## INSTRUCTIONS FOR THE TASK
Scan the data. Collect each line that contains the word "spectrum".

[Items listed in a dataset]
— start —

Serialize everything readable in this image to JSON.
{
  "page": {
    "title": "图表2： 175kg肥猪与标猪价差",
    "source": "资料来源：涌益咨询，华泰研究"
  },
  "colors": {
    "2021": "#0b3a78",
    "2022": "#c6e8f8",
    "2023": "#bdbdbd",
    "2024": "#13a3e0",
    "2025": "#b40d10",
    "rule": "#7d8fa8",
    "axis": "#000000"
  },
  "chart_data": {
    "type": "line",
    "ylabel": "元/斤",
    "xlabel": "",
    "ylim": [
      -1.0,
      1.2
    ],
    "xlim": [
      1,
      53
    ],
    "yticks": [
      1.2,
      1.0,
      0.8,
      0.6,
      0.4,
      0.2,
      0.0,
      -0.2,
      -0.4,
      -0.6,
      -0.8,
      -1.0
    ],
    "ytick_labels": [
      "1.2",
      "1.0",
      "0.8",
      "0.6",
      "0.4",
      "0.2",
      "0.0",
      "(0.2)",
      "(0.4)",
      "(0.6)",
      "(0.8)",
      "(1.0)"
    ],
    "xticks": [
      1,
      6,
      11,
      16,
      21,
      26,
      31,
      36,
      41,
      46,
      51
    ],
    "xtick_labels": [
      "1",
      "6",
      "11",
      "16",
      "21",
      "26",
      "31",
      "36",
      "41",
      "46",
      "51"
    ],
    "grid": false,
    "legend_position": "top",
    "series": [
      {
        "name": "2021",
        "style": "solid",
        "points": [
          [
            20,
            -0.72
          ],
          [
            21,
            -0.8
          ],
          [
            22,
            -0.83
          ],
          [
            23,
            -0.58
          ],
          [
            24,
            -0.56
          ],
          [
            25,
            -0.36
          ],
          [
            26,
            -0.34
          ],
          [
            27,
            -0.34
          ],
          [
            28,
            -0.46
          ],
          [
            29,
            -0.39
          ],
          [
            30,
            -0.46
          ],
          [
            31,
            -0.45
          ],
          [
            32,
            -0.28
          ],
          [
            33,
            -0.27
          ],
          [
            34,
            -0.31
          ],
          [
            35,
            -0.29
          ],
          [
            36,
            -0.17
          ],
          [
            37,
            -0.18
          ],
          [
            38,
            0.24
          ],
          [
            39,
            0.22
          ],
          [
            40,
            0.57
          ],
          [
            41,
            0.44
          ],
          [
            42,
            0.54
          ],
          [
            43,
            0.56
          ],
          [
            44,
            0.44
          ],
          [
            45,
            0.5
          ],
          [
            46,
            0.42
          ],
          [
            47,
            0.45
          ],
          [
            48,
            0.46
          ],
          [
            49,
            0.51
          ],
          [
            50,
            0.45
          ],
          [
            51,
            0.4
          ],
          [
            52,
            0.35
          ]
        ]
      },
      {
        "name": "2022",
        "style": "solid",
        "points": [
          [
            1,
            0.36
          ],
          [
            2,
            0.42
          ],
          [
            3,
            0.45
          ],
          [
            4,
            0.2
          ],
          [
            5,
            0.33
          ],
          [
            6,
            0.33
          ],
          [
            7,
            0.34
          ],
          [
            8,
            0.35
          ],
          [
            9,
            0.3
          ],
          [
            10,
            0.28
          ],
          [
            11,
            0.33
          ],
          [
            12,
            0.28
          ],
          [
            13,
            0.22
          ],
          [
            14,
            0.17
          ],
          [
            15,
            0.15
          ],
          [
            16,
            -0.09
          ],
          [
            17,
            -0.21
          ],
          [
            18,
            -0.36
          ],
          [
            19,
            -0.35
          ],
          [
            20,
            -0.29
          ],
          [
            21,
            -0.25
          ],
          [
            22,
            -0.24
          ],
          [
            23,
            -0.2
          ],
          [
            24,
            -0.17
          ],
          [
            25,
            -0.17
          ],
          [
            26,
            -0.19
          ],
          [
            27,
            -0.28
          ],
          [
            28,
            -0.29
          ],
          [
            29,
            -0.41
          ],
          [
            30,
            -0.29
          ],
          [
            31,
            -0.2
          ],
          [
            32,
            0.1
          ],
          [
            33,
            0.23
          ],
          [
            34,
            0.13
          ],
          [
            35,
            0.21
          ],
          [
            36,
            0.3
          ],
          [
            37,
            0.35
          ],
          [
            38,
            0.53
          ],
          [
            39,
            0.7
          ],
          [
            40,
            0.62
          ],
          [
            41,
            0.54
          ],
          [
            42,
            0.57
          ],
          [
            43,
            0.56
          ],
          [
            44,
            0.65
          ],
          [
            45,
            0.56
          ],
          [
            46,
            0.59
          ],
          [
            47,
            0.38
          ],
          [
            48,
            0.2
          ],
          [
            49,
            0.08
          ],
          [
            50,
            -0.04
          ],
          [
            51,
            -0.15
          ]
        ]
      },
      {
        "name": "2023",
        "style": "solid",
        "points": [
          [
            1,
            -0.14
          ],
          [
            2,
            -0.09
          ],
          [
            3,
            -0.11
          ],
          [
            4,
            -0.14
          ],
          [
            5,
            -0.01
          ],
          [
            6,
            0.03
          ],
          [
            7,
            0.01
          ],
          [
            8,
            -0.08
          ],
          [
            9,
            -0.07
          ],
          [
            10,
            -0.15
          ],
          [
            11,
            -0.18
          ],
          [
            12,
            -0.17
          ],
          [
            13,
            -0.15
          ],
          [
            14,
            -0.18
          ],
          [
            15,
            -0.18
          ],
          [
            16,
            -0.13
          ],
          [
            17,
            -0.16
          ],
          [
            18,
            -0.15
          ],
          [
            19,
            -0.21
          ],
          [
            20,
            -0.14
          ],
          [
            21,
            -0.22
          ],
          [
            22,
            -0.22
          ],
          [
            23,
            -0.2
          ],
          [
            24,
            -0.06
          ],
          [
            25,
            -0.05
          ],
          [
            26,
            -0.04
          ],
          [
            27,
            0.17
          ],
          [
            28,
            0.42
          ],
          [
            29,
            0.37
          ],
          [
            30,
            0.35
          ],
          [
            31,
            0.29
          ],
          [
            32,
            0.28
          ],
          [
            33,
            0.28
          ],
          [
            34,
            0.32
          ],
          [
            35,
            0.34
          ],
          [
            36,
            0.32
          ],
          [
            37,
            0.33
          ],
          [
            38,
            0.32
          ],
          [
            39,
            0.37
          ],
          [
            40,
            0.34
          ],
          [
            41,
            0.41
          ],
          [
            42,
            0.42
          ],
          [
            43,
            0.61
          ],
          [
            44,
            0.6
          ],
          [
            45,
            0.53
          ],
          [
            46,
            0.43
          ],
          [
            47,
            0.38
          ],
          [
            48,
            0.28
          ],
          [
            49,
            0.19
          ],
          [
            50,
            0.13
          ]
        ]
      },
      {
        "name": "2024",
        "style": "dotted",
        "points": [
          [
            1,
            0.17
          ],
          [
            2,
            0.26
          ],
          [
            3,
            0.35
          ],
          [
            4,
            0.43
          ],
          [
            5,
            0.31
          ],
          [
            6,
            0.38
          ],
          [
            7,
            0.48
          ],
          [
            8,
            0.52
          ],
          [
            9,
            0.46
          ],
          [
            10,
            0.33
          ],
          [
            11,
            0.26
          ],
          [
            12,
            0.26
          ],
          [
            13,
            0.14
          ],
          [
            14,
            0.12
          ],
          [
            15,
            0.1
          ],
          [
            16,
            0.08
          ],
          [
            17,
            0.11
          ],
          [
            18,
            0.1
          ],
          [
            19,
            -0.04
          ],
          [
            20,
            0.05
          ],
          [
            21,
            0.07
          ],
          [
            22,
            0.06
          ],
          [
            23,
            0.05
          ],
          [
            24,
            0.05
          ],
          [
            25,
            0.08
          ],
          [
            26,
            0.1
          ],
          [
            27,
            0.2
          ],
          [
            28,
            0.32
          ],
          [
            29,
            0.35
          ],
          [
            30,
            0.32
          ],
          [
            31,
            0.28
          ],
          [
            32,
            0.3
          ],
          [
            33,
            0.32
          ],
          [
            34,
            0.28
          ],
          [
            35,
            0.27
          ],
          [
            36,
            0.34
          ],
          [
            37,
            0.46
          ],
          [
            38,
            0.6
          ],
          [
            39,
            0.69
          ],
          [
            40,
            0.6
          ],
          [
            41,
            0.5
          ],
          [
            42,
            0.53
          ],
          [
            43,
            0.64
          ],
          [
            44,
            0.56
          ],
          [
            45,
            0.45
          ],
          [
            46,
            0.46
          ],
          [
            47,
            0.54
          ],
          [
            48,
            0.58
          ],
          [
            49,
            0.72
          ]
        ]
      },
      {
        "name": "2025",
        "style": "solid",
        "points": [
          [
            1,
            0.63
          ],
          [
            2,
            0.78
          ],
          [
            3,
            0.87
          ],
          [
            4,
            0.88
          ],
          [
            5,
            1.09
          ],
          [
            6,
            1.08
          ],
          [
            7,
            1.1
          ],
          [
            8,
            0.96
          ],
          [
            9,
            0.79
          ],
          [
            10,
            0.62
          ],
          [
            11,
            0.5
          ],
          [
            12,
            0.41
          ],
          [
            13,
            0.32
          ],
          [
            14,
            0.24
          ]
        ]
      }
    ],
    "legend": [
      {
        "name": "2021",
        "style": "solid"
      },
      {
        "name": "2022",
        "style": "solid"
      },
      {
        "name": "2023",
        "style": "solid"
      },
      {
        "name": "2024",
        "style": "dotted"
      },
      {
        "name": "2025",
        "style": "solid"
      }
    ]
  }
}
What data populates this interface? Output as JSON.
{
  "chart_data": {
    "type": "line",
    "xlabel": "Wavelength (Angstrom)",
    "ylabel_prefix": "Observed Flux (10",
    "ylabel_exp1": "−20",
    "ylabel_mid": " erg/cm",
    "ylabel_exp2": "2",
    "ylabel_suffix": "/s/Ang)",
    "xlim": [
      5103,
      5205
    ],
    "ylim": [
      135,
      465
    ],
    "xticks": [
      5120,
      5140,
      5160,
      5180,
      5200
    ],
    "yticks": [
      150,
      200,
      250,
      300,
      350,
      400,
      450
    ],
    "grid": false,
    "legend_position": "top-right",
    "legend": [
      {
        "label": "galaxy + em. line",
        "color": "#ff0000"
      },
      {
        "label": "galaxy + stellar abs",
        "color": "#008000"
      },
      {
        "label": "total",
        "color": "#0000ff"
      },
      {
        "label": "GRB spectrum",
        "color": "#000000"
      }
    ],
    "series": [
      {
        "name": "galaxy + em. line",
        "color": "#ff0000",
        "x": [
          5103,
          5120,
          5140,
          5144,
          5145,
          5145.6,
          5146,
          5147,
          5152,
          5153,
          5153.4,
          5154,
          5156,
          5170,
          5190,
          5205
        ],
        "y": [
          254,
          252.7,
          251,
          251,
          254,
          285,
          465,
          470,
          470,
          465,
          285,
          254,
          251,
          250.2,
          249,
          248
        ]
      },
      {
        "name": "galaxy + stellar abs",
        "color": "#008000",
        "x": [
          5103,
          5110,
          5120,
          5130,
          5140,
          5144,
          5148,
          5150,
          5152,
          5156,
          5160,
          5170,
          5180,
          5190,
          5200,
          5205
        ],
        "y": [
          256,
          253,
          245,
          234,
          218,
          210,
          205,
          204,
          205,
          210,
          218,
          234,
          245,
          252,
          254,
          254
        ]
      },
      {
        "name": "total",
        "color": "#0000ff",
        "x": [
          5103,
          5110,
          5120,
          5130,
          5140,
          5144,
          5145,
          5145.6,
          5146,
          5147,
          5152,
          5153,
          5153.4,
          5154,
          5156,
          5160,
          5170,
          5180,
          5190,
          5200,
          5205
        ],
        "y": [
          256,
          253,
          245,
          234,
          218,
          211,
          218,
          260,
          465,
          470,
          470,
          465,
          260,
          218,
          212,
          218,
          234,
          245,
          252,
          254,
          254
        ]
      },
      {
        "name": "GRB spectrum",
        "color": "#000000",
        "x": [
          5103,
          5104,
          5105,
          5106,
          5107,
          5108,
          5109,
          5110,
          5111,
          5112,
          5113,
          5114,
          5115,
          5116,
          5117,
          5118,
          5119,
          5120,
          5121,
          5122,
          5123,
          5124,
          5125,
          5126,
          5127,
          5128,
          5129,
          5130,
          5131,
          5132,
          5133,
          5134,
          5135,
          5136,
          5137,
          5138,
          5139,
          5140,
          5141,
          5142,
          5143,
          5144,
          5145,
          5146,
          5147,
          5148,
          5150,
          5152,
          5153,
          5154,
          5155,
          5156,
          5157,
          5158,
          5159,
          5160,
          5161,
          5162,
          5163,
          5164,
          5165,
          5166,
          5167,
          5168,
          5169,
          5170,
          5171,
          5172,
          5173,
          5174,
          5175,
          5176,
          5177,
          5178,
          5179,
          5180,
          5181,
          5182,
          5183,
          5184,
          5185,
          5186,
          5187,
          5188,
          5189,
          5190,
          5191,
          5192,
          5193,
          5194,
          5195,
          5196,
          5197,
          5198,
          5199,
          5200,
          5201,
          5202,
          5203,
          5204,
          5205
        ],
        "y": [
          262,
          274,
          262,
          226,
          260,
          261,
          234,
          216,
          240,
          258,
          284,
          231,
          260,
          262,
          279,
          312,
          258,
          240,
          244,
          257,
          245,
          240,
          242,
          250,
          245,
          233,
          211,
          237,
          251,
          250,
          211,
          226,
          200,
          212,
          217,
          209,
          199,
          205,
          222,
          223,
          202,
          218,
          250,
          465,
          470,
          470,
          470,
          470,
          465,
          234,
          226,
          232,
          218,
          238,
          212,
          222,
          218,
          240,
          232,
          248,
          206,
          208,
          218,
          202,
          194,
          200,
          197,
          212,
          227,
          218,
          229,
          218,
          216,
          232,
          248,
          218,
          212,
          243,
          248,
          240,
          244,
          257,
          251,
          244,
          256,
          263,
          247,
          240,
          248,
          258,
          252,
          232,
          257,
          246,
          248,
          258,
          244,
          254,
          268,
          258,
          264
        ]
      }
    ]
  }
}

— end —

## OUTPUT FOR THIS EXERCISE
        "label": "GRB spectrum",
        "name": "GRB spectrum",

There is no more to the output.